[Entries taken from a collection]
----------
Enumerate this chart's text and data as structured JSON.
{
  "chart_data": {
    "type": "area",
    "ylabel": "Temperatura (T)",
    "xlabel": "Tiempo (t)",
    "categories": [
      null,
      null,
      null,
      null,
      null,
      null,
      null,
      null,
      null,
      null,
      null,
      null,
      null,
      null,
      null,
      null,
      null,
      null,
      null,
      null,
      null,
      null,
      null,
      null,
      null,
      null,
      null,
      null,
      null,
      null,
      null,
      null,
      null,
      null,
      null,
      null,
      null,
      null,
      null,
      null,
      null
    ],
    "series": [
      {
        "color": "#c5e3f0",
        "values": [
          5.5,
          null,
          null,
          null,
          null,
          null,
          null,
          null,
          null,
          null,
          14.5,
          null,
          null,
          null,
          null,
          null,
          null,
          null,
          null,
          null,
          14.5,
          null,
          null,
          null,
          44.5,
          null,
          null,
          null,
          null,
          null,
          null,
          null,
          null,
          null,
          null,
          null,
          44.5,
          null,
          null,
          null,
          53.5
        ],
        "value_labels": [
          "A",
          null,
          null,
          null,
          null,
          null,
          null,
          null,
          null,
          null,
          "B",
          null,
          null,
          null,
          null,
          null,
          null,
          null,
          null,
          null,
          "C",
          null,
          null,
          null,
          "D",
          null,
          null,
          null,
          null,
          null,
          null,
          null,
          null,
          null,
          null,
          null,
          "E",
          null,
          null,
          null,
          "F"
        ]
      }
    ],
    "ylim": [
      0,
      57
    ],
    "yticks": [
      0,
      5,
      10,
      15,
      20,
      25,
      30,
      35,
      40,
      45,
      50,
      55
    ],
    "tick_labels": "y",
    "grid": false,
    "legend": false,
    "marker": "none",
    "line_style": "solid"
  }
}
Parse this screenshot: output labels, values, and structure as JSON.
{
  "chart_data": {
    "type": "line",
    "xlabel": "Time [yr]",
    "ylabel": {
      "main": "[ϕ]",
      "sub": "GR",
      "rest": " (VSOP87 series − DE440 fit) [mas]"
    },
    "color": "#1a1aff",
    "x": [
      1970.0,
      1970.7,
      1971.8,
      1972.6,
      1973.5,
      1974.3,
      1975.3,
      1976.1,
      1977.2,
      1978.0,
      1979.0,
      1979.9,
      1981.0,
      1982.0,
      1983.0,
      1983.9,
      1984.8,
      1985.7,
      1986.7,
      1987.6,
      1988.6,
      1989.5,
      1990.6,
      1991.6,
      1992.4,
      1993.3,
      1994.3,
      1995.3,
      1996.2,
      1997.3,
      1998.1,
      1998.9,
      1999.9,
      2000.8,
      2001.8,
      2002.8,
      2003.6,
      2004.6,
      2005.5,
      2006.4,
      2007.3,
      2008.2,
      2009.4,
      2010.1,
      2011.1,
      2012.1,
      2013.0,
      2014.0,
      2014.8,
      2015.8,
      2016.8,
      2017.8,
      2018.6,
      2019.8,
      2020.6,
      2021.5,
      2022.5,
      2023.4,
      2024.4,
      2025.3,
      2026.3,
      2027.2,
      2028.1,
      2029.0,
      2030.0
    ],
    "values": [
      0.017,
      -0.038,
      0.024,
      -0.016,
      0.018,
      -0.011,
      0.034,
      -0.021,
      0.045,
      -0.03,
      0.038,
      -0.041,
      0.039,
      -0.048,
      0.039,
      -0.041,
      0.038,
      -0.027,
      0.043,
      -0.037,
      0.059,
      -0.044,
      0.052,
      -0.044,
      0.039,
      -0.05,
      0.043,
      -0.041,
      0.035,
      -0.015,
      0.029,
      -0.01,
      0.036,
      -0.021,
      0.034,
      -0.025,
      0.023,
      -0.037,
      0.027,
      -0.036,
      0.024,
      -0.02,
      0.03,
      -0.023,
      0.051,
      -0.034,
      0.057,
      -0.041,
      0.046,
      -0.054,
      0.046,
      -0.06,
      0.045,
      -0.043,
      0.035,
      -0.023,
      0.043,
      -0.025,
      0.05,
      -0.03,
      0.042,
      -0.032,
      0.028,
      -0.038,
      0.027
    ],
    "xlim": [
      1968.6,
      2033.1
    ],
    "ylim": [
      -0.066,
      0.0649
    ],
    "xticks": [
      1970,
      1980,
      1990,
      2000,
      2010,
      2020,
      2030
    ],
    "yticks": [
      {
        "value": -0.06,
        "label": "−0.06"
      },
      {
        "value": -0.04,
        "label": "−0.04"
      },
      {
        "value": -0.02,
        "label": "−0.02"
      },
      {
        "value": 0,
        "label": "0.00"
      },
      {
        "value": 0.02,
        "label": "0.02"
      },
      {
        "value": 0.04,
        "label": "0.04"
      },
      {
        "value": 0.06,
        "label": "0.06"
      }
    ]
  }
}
----------
• _Prompt_
Show the lines where the word "this" appears in the entries.

• _Task answer_
Enumerate this chart's text and data as structured JSON.
Parse this screenshot: output labels, values, and structure as JSON.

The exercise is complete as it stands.